§ GIVEN REQUEST
Give back all the data exactly, line by line.

[Saved entries]
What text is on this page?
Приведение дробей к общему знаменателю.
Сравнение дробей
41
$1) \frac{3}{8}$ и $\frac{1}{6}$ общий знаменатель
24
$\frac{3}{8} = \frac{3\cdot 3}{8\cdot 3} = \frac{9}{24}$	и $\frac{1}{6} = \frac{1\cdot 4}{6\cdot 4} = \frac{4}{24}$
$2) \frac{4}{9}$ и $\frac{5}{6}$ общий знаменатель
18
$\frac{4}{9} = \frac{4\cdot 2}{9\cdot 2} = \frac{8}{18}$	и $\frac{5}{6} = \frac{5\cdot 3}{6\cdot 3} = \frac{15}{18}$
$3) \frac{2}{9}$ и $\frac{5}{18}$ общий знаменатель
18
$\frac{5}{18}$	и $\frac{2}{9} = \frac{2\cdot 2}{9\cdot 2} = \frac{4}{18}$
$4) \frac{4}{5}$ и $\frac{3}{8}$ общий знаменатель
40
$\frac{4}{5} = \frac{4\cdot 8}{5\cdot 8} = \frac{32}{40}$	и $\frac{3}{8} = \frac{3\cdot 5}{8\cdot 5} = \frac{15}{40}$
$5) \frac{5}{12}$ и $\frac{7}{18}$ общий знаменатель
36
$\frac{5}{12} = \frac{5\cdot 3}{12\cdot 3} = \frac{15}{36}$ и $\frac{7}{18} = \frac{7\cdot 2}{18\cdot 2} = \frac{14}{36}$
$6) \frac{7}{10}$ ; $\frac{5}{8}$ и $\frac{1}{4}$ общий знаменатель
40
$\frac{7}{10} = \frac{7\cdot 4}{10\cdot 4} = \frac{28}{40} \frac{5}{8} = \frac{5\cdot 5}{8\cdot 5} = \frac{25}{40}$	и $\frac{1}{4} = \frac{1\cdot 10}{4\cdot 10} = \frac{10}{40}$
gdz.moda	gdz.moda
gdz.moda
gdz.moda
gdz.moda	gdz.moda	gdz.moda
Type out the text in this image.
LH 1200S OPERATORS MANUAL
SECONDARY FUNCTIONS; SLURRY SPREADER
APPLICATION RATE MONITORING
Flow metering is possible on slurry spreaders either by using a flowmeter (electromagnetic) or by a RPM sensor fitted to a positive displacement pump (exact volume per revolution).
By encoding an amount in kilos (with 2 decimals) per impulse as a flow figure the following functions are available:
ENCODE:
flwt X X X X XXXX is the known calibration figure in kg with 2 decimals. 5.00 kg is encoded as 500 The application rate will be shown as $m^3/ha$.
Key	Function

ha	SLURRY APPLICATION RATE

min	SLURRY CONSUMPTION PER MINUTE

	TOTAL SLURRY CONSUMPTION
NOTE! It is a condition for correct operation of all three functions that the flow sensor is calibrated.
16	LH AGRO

§ SOLUTION FOR THIS PROBLEM
What text is on this page?
Приведение дробей к общему знаменателю.
Сравнение дробей
41
$1) \frac{3}{8}$ и $\frac{1}{6}$ общий знаменатель
24
$\frac{3}{8} = \frac{3\cdot 3}{8\cdot 3} = \frac{9}{24}$	и $\frac{1}{6} = \frac{1\cdot 4}{6\cdot 4} = \frac{4}{24}$
$2) \frac{4}{9}$ и $\frac{5}{6}$ общий знаменатель
18
$\frac{4}{9} = \frac{4\cdot 2}{9\cdot 2} = \frac{8}{18}$	и $\frac{5}{6} = \frac{5\cdot 3}{6\cdot 3} = \frac{15}{18}$
$3) \frac{2}{9}$ и $\frac{5}{18}$ общий знаменатель
18
$\frac{5}{18}$	и $\frac{2}{9} = \frac{2\cdot 2}{9\cdot 2} = \frac{4}{18}$
$4) \frac{4}{5}$ и $\frac{3}{8}$ общий знаменатель
40
$\frac{4}{5} = \frac{4\cdot 8}{5\cdot 8} = \frac{32}{40}$	и $\frac{3}{8} = \frac{3\cdot 5}{8\cdot 5} = \frac{15}{40}$
$5) \frac{5}{12}$ и $\frac{7}{18}$ общий знаменатель
36
$\frac{5}{12} = \frac{5\cdot 3}{12\cdot 3} = \frac{15}{36}$ и $\frac{7}{18} = \frac{7\cdot 2}{18\cdot 2} = \frac{14}{36}$
$6) \frac{7}{10}$ ; $\frac{5}{8}$ и $\frac{1}{4}$ общий знаменатель
40
$\frac{7}{10} = \frac{7\cdot 4}{10\cdot 4} = \frac{28}{40} \frac{5}{8} = \frac{5\cdot 5}{8\cdot 5} = \frac{25}{40}$	и $\frac{1}{4} = \frac{1\cdot 10}{4\cdot 10} = \frac{10}{40}$
gdz.moda	gdz.moda
gdz.moda
gdz.moda
gdz.moda	gdz.moda	gdz.moda
Type out the text in this image.
LH 1200S OPERATORS MANUAL
SECONDARY FUNCTIONS; SLURRY SPREADER
APPLICATION RATE MONITORING
Flow metering is possible on slurry spreaders either by using a flowmeter (electromagnetic) or by a RPM sensor fitted to a positive displacement pump (exact volume per revolution).
By encoding an amount in kilos (with 2 decimals) per impulse as a flow figure the following functions are available:
ENCODE:
flwt X X X X XXXX is the known calibration figure in kg with 2 decimals. 5.00 kg is encoded as 500 The application rate will be shown as $m^3/ha$.
Key	Function

ha	SLURRY APPLICATION RATE

min	SLURRY CONSUMPTION PER MINUTE

	TOTAL SLURRY CONSUMPTION
NOTE! It is a condition for correct operation of all three functions that the flow sensor is calibrated.
16	LH AGRO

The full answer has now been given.